===== DATASET CONTENT =====

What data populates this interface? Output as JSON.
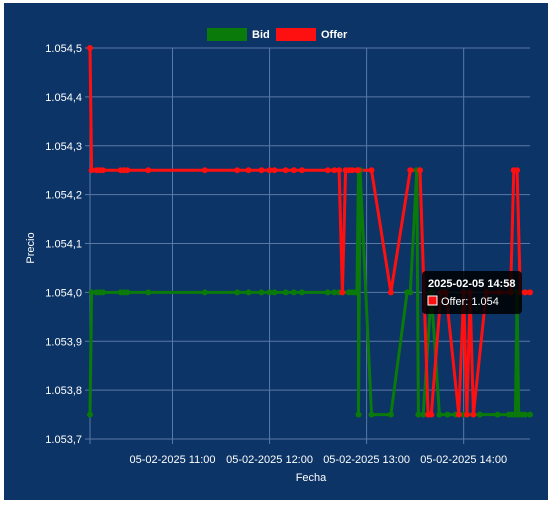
{
  "chart_data": {
    "type": "line",
    "xlabel": "Fecha",
    "ylabel": "Precio",
    "ylim": [
      1.0537,
      1.0545
    ],
    "y_ticks": [
      "1.054,5",
      "1.054,4",
      "1.054,3",
      "1.054,2",
      "1.054,1",
      "1.054,0",
      "1.053,9",
      "1.053,8",
      "1.053,7"
    ],
    "x_ticks": [
      {
        "label": "05-02-2025 11:00",
        "t": "11:00"
      },
      {
        "label": "05-02-2025 12:00",
        "t": "12:00"
      },
      {
        "label": "05-02-2025 13:00",
        "t": "13:00"
      },
      {
        "label": "05-02-2025 14:00",
        "t": "14:00"
      }
    ],
    "legend_position": "top-center",
    "grid": true,
    "colors": {
      "background": "#0c3466",
      "grid": "#5a78a6",
      "text": "#ffffff",
      "bid": "#0a7a0a",
      "offer": "#ff1010"
    },
    "series": [
      {
        "name": "Bid",
        "points": [
          [
            "10:09",
            1.05375
          ],
          [
            "10:10",
            1.054
          ],
          [
            "10:13",
            1.054
          ],
          [
            "10:15",
            1.054
          ],
          [
            "10:17",
            1.054
          ],
          [
            "10:28",
            1.054
          ],
          [
            "10:30",
            1.054
          ],
          [
            "10:32",
            1.054
          ],
          [
            "10:45",
            1.054
          ],
          [
            "11:20",
            1.054
          ],
          [
            "11:40",
            1.054
          ],
          [
            "11:47",
            1.054
          ],
          [
            "11:55",
            1.054
          ],
          [
            "12:00",
            1.054
          ],
          [
            "12:03",
            1.054
          ],
          [
            "12:10",
            1.054
          ],
          [
            "12:15",
            1.054
          ],
          [
            "12:20",
            1.054
          ],
          [
            "12:36",
            1.054
          ],
          [
            "12:40",
            1.054
          ],
          [
            "12:43",
            1.054
          ],
          [
            "12:49",
            1.054
          ],
          [
            "12:51",
            1.054
          ],
          [
            "12:53",
            1.054
          ],
          [
            "12:54",
            1.054
          ],
          [
            "12:55",
            1.05425
          ],
          [
            "12:55",
            1.05375
          ],
          [
            "12:56",
            1.05425
          ],
          [
            "13:03",
            1.05375
          ],
          [
            "13:15",
            1.05375
          ],
          [
            "13:25",
            1.054
          ],
          [
            "13:27",
            1.054
          ],
          [
            "13:31",
            1.05425
          ],
          [
            "13:32",
            1.05375
          ],
          [
            "13:35",
            1.05375
          ],
          [
            "13:40",
            1.054
          ],
          [
            "13:45",
            1.05375
          ],
          [
            "13:50",
            1.05375
          ],
          [
            "13:55",
            1.05375
          ],
          [
            "14:00",
            1.05375
          ],
          [
            "14:10",
            1.05375
          ],
          [
            "14:21",
            1.05375
          ],
          [
            "14:28",
            1.05375
          ],
          [
            "14:30",
            1.05375
          ],
          [
            "14:32",
            1.05375
          ],
          [
            "14:33",
            1.054
          ],
          [
            "14:34",
            1.05375
          ],
          [
            "14:36",
            1.05375
          ],
          [
            "14:38",
            1.05375
          ],
          [
            "14:41",
            1.05375
          ]
        ]
      },
      {
        "name": "Offer",
        "points": [
          [
            "10:09",
            1.0545
          ],
          [
            "10:10",
            1.05425
          ],
          [
            "10:13",
            1.05425
          ],
          [
            "10:15",
            1.05425
          ],
          [
            "10:17",
            1.05425
          ],
          [
            "10:28",
            1.05425
          ],
          [
            "10:30",
            1.05425
          ],
          [
            "10:32",
            1.05425
          ],
          [
            "10:45",
            1.05425
          ],
          [
            "11:20",
            1.05425
          ],
          [
            "11:40",
            1.05425
          ],
          [
            "11:47",
            1.05425
          ],
          [
            "11:55",
            1.05425
          ],
          [
            "12:00",
            1.05425
          ],
          [
            "12:03",
            1.05425
          ],
          [
            "12:10",
            1.05425
          ],
          [
            "12:15",
            1.05425
          ],
          [
            "12:20",
            1.05425
          ],
          [
            "12:36",
            1.05425
          ],
          [
            "12:40",
            1.05425
          ],
          [
            "12:43",
            1.05425
          ],
          [
            "12:45",
            1.054
          ],
          [
            "12:47",
            1.05425
          ],
          [
            "12:49",
            1.05425
          ],
          [
            "12:51",
            1.05425
          ],
          [
            "12:54",
            1.05425
          ],
          [
            "12:55",
            1.05425
          ],
          [
            "13:03",
            1.05425
          ],
          [
            "13:15",
            1.054
          ],
          [
            "13:27",
            1.05425
          ],
          [
            "13:33",
            1.05425
          ],
          [
            "13:38",
            1.05375
          ],
          [
            "13:40",
            1.05375
          ],
          [
            "13:46",
            1.054
          ],
          [
            "13:49",
            1.054
          ],
          [
            "13:57",
            1.05375
          ],
          [
            "14:00",
            1.054
          ],
          [
            "14:02",
            1.05375
          ],
          [
            "14:04",
            1.054
          ],
          [
            "14:06",
            1.05375
          ],
          [
            "14:14",
            1.054
          ],
          [
            "14:22",
            1.054
          ],
          [
            "14:29",
            1.054
          ],
          [
            "14:31",
            1.05425
          ],
          [
            "14:33",
            1.05425
          ],
          [
            "14:35",
            1.054
          ],
          [
            "14:38",
            1.054
          ],
          [
            "14:41",
            1.054
          ]
        ]
      }
    ],
    "tooltip": {
      "title": "2025-02-05 14:58",
      "label": "Offer: 1.054",
      "series": "Offer"
    }
  }
}
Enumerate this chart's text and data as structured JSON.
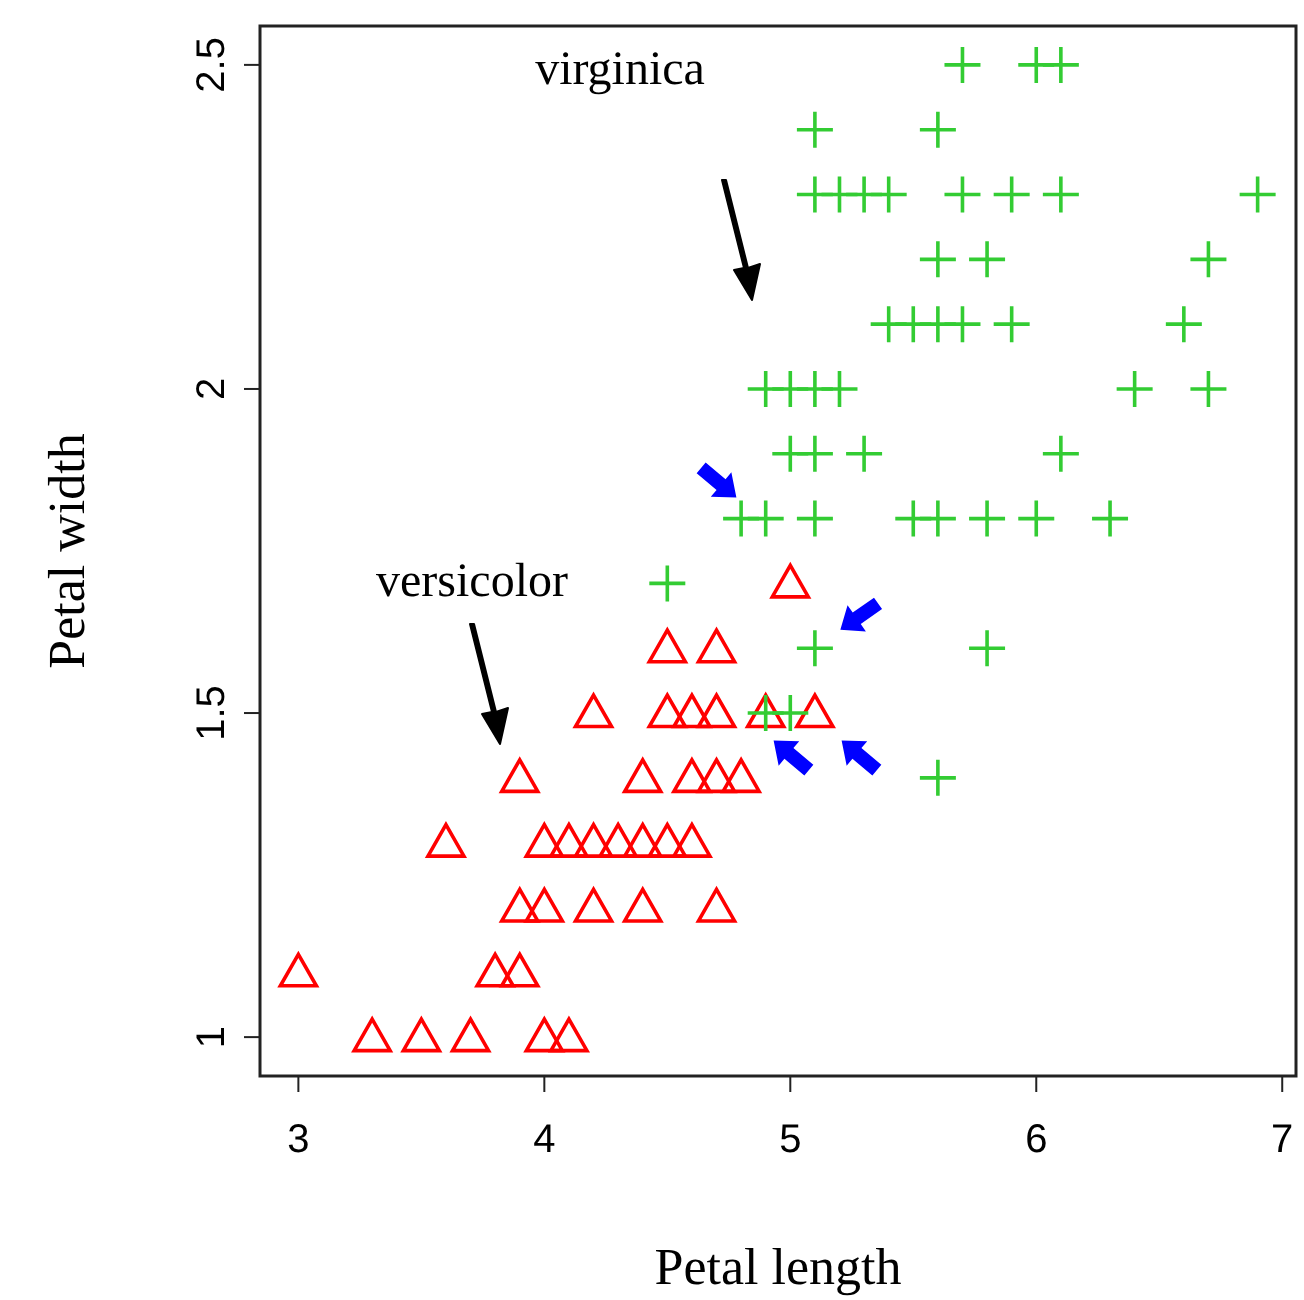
{
  "chart_data": {
    "type": "scatter",
    "xlabel": "Petal length",
    "ylabel": "Petal width",
    "xlim": [
      2.844,
      7.056
    ],
    "ylim": [
      0.94,
      2.56
    ],
    "xticks": [
      3,
      4,
      5,
      6,
      7
    ],
    "yticks": [
      1.0,
      1.5,
      2.0,
      2.5
    ],
    "grid": false,
    "series": [
      {
        "color": "#ff0000",
        "marker": "triangle",
        "x": [
          5.0,
          4.5,
          4.7,
          4.2,
          4.5,
          4.6,
          4.7,
          4.9,
          5.1,
          3.9,
          4.4,
          4.6,
          4.7,
          4.8,
          3.6,
          4.0,
          4.1,
          4.2,
          4.3,
          4.4,
          4.5,
          4.6,
          3.9,
          4.0,
          4.2,
          4.4,
          4.7,
          3.0,
          3.8,
          3.9,
          3.3,
          3.5,
          3.7,
          4.0,
          4.1
        ],
        "values": [
          1.7,
          1.6,
          1.6,
          1.5,
          1.5,
          1.5,
          1.5,
          1.5,
          1.5,
          1.4,
          1.4,
          1.4,
          1.4,
          1.4,
          1.3,
          1.3,
          1.3,
          1.3,
          1.3,
          1.3,
          1.3,
          1.3,
          1.2,
          1.2,
          1.2,
          1.2,
          1.2,
          1.1,
          1.1,
          1.1,
          1.0,
          1.0,
          1.0,
          1.0,
          1.0
        ]
      },
      {
        "color": "#33cc33",
        "marker": "cross",
        "x": [
          5.7,
          6.0,
          6.1,
          5.1,
          5.6,
          5.1,
          5.2,
          5.3,
          5.4,
          5.7,
          5.9,
          6.1,
          6.9,
          5.6,
          5.8,
          6.7,
          5.4,
          5.5,
          5.6,
          5.7,
          5.9,
          6.6,
          4.9,
          5.0,
          5.1,
          5.2,
          6.4,
          6.7,
          5.0,
          5.1,
          5.3,
          6.1,
          4.8,
          4.9,
          5.1,
          5.5,
          5.6,
          5.8,
          6.0,
          6.3,
          4.5,
          5.1,
          5.8,
          4.9,
          5.0,
          5.6
        ],
        "values": [
          2.5,
          2.5,
          2.5,
          2.4,
          2.4,
          2.3,
          2.3,
          2.3,
          2.3,
          2.3,
          2.3,
          2.3,
          2.3,
          2.2,
          2.2,
          2.2,
          2.1,
          2.1,
          2.1,
          2.1,
          2.1,
          2.1,
          2.0,
          2.0,
          2.0,
          2.0,
          2.0,
          2.0,
          1.9,
          1.9,
          1.9,
          1.9,
          1.8,
          1.8,
          1.8,
          1.8,
          1.8,
          1.8,
          1.8,
          1.8,
          1.7,
          1.6,
          1.6,
          1.5,
          1.5,
          1.4
        ]
      }
    ],
    "annotations": [
      "versicolor",
      "virginica"
    ]
  }
}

=====

(EXERCISE DIRECTIONS) Identify the lines that contain the string "text", and copy every one of them.

(RESPONSE TO THIS TASK)
      "text": "#ffffff",
Enumerate this chart's text and data as structured JSON.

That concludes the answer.